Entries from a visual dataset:
>>>>
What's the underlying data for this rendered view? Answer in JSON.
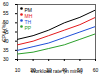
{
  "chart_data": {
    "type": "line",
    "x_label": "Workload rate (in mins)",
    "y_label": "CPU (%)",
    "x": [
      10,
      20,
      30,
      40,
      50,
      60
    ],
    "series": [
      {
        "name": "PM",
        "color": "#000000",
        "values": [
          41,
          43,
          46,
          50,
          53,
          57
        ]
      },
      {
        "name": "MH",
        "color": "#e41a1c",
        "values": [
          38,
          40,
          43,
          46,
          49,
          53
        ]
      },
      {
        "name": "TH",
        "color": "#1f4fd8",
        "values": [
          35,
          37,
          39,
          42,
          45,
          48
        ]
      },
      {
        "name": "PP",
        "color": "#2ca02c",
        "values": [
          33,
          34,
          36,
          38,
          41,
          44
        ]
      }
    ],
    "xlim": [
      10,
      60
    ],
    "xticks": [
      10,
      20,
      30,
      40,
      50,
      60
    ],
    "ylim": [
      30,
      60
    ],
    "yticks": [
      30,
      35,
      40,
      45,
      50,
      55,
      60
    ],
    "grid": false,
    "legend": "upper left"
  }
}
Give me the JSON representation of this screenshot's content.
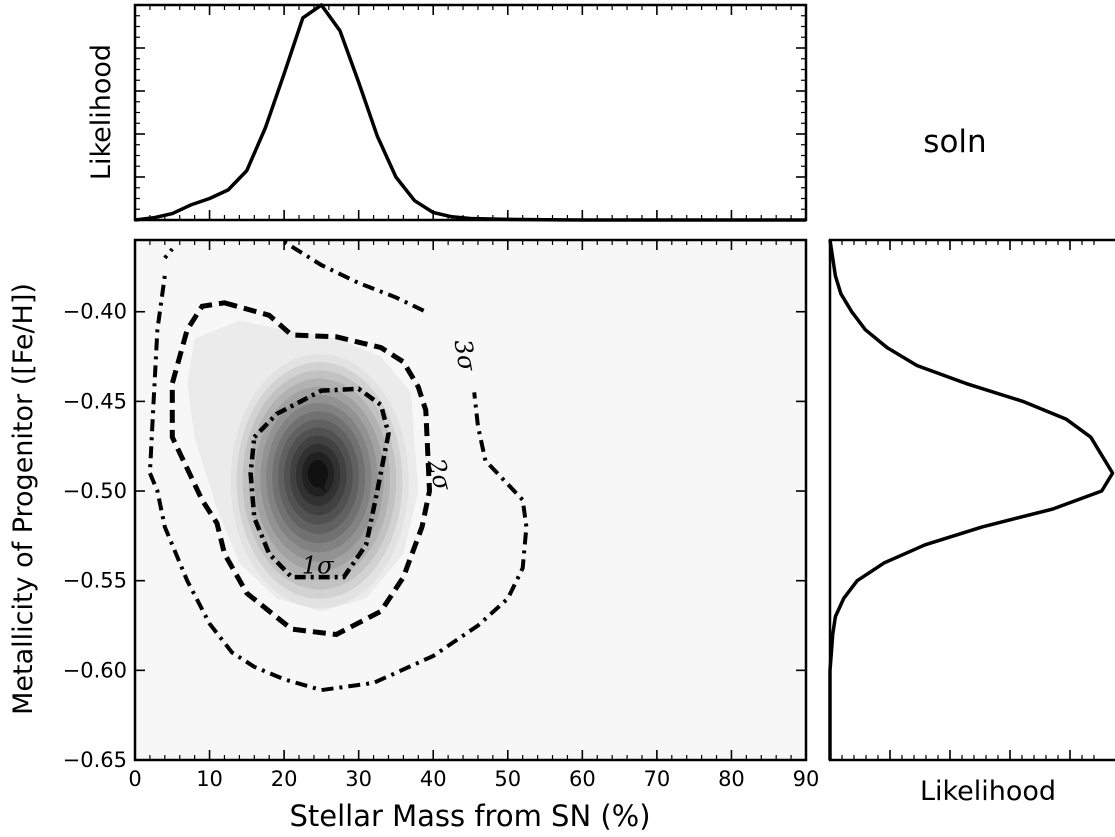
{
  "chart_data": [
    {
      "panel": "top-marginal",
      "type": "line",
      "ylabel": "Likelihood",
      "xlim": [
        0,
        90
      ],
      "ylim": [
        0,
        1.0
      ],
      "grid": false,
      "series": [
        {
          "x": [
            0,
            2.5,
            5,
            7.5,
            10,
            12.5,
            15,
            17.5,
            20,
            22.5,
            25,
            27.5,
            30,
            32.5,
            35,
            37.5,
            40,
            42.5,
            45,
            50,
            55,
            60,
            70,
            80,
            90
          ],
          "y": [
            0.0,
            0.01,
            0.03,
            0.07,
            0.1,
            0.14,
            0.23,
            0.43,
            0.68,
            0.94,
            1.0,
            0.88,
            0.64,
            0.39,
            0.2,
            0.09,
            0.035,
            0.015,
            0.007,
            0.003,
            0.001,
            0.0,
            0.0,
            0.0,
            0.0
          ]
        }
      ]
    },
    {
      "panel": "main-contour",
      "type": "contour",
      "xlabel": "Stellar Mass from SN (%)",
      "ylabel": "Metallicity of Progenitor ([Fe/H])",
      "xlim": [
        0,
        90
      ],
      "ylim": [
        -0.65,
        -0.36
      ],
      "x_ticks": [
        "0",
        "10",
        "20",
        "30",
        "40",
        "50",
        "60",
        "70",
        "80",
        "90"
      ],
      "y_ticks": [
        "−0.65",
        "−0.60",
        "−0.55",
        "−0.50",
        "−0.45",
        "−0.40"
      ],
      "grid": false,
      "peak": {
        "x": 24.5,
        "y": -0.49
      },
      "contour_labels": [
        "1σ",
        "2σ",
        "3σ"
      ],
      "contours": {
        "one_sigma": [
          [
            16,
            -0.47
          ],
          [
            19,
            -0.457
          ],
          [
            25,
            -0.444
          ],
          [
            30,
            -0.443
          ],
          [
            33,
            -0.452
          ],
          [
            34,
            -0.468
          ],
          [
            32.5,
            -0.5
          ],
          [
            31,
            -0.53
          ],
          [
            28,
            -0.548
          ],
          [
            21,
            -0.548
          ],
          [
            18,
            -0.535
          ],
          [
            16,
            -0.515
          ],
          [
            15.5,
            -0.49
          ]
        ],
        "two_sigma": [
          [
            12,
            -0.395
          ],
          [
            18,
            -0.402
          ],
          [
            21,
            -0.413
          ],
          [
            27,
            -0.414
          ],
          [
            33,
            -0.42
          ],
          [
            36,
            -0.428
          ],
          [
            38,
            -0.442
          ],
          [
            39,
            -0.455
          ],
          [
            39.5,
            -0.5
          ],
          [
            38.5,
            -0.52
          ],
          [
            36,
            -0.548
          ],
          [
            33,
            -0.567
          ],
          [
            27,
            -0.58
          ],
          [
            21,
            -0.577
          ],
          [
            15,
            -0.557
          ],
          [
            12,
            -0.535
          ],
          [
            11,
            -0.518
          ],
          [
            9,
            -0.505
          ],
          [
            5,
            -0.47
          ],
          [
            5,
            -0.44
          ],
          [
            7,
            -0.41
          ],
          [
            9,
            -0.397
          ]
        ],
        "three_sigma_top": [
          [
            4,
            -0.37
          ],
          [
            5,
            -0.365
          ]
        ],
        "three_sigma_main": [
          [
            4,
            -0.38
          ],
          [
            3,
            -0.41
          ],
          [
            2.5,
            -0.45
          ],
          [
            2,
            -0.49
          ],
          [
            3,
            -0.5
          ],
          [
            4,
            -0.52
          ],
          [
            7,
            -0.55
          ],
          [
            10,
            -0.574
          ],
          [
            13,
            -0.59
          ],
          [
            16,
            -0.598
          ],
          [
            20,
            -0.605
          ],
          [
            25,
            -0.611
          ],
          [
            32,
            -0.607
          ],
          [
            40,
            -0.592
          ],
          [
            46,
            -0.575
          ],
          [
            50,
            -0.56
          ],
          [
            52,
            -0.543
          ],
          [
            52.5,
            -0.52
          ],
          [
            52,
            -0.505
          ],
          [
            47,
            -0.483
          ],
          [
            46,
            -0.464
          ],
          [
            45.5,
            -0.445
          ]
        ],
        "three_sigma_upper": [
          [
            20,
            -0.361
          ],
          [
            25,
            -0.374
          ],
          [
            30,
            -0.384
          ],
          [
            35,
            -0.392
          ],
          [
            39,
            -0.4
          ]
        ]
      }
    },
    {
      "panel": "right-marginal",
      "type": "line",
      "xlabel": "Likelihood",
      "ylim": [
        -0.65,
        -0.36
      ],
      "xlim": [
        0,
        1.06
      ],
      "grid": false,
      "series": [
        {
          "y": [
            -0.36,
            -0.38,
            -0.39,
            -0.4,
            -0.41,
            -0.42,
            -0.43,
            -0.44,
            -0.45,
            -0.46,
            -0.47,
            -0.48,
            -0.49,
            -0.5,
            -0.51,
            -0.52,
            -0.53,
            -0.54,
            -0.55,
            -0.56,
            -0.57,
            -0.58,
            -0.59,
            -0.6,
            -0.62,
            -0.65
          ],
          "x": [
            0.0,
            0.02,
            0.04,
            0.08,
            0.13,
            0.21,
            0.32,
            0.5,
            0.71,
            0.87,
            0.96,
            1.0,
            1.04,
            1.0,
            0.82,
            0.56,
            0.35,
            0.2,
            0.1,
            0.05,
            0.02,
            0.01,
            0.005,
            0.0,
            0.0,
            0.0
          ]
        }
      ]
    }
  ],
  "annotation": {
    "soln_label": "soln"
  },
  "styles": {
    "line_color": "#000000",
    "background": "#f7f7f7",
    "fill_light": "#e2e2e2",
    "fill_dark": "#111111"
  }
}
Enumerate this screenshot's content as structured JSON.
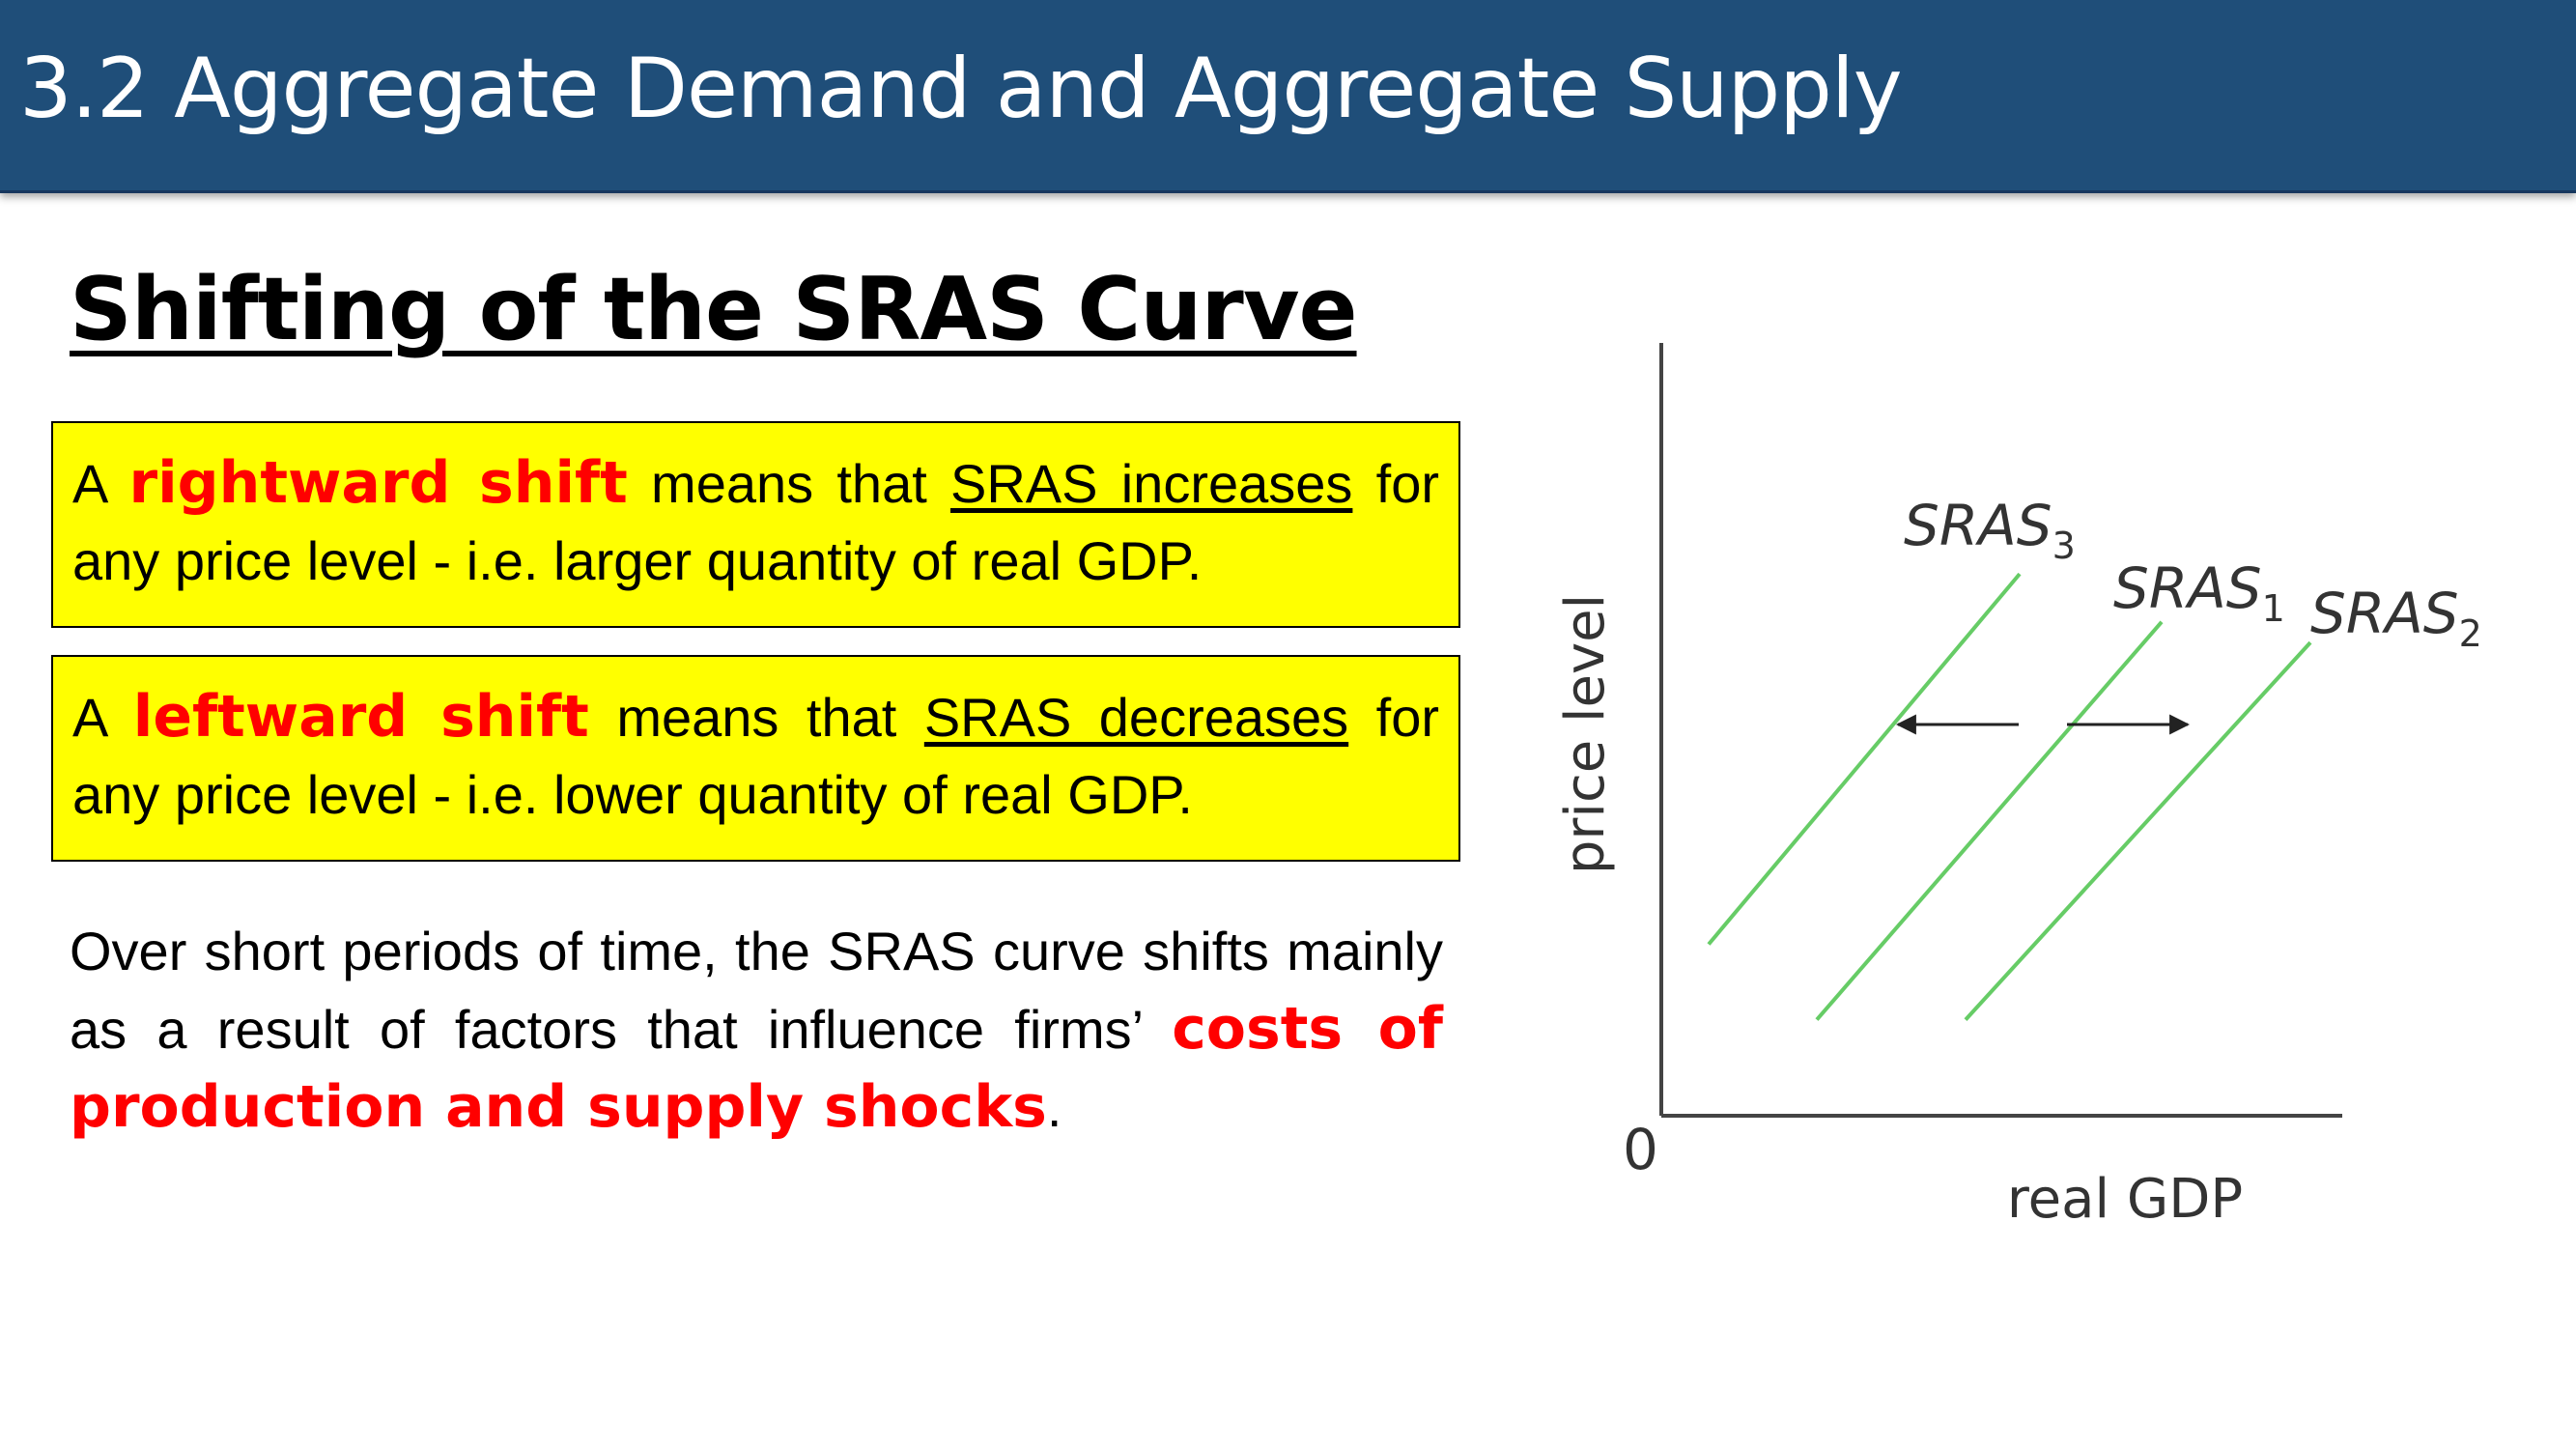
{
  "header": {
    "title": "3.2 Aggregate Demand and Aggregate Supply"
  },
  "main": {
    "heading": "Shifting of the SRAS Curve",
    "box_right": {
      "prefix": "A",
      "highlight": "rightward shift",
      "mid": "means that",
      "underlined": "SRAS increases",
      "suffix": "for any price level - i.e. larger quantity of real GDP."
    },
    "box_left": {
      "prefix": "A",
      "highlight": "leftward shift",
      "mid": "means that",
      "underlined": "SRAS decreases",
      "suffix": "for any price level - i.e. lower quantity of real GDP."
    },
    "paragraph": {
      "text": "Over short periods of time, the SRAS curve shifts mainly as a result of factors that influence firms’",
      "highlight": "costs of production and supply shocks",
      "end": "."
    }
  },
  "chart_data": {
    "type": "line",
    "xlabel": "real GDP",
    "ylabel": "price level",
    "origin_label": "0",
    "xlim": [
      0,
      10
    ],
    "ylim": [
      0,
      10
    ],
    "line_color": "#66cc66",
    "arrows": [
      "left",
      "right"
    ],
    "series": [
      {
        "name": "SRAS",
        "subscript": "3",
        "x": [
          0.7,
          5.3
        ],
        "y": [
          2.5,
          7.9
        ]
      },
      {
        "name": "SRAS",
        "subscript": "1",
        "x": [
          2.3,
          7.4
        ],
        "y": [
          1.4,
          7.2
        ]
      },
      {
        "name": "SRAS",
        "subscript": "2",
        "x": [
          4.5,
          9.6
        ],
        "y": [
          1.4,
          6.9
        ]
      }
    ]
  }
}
<<<<
--- Request ---
List all lines from the entries that include the word "this".

--- Reply to the task ---
What's the underlying data for this rendered view? Answer in JSON.
Give me the JSON representation of this screenshot's content.
Enumerate this screenshot's content as structured JSON.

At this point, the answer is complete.